*Exercise*
Write out the listing exactly as it is given.

*Data shown*

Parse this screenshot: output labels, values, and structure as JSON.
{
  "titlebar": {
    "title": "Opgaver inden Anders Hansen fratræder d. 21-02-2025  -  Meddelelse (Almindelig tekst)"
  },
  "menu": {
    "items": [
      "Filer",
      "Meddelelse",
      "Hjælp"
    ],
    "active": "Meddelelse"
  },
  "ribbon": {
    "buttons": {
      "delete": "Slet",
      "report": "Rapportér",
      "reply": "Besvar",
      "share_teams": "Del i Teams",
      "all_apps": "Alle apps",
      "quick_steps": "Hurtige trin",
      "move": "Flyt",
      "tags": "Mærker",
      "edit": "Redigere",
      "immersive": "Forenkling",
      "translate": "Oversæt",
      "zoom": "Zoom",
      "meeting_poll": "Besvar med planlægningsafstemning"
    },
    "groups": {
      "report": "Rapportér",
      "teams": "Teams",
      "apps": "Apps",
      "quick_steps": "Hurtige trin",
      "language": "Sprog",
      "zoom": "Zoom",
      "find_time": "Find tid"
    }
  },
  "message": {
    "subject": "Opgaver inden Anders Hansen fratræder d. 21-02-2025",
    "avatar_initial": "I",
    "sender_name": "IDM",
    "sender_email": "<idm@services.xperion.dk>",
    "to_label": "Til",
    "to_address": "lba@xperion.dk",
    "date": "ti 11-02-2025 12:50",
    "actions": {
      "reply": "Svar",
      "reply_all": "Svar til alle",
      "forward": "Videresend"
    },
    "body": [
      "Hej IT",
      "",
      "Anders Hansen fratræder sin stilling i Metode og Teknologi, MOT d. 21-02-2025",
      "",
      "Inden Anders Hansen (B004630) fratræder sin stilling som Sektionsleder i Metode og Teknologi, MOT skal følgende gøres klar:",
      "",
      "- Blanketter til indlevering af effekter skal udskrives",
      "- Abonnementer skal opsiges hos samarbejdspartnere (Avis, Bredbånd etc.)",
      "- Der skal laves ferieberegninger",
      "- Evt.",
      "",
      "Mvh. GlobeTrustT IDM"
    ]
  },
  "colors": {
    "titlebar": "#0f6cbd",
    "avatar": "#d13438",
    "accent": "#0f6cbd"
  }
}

*Right answer*
Parse this screenshot: output labels, values, and structure as JSON.
{
  "titlebar": {
    "title": "Opgaver inden Anders Hansen fratræder d. 21-02-2025  -  Meddelelse (Almindelig tekst)"
  },
  "menu": {
    "items": [
      "Filer",
      "Meddelelse",
      "Hjælp"
    ],
    "active": "Meddelelse"
  },
  "ribbon": {
    "buttons": {
      "delete": "Slet",
      "report": "Rapportér",
      "reply": "Besvar",
      "share_teams": "Del i Teams",
      "all_apps": "Alle apps",
      "quick_steps": "Hurtige trin",
      "move": "Flyt",
      "tags": "Mærker",
      "edit": "Redigere",
      "immersive": "Forenkling",
      "translate": "Oversæt",
      "zoom": "Zoom",
      "meeting_poll": "Besvar med planlægningsafstemning"
    },
    "groups": {
      "report": "Rapportér",
      "teams": "Teams",
      "apps": "Apps",
      "quick_steps": "Hurtige trin",
      "language": "Sprog",
      "zoom": "Zoom",
      "find_time": "Find tid"
    }
  },
  "message": {
    "subject": "Opgaver inden Anders Hansen fratræder d. 21-02-2025",
    "avatar_initial": "I",
    "sender_name": "IDM",
    "sender_email": "<idm@services.xperion.dk>",
    "to_label": "Til",
    "to_address": "lba@xperion.dk",
    "date": "ti 11-02-2025 12:50",
    "actions": {
      "reply": "Svar",
      "reply_all": "Svar til alle",
      "forward": "Videresend"
    },
    "body": [
      "Hej IT",
      "",
      "Anders Hansen fratræder sin stilling i Metode og Teknologi, MOT d. 21-02-2025",
      "",
      "Inden Anders Hansen (B004630) fratræder sin stilling som Sektionsleder i Metode og Teknologi, MOT skal følgende gøres klar:",
      "",
      "- Blanketter til indlevering af effekter skal udskrives",
      "- Abonnementer skal opsiges hos samarbejdspartnere (Avis, Bredbånd etc.)",
      "- Der skal laves ferieberegninger",
      "- Evt.",
      "",
      "Mvh. GlobeTrustT IDM"
    ]
  },
  "colors": {
    "titlebar": "#0f6cbd",
    "avatar": "#d13438",
    "accent": "#0f6cbd"
  }
}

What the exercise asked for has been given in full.